WORK TO BE COMPLETED
Write every line of the material out exactly as shown.

## Begin MATERIAL FOR THE TASK

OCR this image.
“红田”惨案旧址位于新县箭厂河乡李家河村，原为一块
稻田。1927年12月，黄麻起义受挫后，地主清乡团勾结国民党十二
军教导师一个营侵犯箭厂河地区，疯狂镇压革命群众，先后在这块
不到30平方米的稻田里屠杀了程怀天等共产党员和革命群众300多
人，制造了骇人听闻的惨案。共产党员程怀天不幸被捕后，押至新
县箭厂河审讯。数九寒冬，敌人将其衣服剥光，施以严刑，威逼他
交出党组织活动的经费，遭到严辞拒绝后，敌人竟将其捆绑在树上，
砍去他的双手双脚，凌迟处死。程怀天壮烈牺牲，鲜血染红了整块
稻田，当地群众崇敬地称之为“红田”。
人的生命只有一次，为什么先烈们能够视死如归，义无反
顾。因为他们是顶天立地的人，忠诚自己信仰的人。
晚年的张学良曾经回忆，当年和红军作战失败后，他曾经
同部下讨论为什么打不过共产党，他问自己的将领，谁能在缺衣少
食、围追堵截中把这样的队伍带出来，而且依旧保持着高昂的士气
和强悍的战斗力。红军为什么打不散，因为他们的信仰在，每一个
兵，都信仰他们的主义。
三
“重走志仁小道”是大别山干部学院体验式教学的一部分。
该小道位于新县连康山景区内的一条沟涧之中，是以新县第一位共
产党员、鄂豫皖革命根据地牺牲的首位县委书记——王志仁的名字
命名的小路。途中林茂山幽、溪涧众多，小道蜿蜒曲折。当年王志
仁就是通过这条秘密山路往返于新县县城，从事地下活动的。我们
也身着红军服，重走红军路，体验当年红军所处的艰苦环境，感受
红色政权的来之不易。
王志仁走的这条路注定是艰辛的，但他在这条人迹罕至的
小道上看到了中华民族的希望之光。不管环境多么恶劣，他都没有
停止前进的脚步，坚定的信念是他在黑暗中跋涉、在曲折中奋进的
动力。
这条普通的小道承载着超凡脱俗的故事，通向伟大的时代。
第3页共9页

## End MATERIAL FOR THE TASK

WRITTEN ANSWER
OCR this image.
“红田”惨案旧址位于新县箭厂河乡李家河村，原为一块
稻田。1927年12月，黄麻起义受挫后，地主清乡团勾结国民党十二
军教导师一个营侵犯箭厂河地区，疯狂镇压革命群众，先后在这块
不到30平方米的稻田里屠杀了程怀天等共产党员和革命群众300多
人，制造了骇人听闻的惨案。共产党员程怀天不幸被捕后，押至新
县箭厂河审讯。数九寒冬，敌人将其衣服剥光，施以严刑，威逼他
交出党组织活动的经费，遭到严辞拒绝后，敌人竟将其捆绑在树上，
砍去他的双手双脚，凌迟处死。程怀天壮烈牺牲，鲜血染红了整块
稻田，当地群众崇敬地称之为“红田”。
人的生命只有一次，为什么先烈们能够视死如归，义无反
顾。因为他们是顶天立地的人，忠诚自己信仰的人。
晚年的张学良曾经回忆，当年和红军作战失败后，他曾经
同部下讨论为什么打不过共产党，他问自己的将领，谁能在缺衣少
食、围追堵截中把这样的队伍带出来，而且依旧保持着高昂的士气
和强悍的战斗力。红军为什么打不散，因为他们的信仰在，每一个
兵，都信仰他们的主义。
三
“重走志仁小道”是大别山干部学院体验式教学的一部分。
该小道位于新县连康山景区内的一条沟涧之中，是以新县第一位共
产党员、鄂豫皖革命根据地牺牲的首位县委书记——王志仁的名字
命名的小路。途中林茂山幽、溪涧众多，小道蜿蜒曲折。当年王志
仁就是通过这条秘密山路往返于新县县城，从事地下活动的。我们
也身着红军服，重走红军路，体验当年红军所处的艰苦环境，感受
红色政权的来之不易。
王志仁走的这条路注定是艰辛的，但他在这条人迹罕至的
小道上看到了中华民族的希望之光。不管环境多么恶劣，他都没有
停止前进的脚步，坚定的信念是他在黑暗中跋涉、在曲折中奋进的
动力。
这条普通的小道承载着超凡脱俗的故事，通向伟大的时代。
第3页共9页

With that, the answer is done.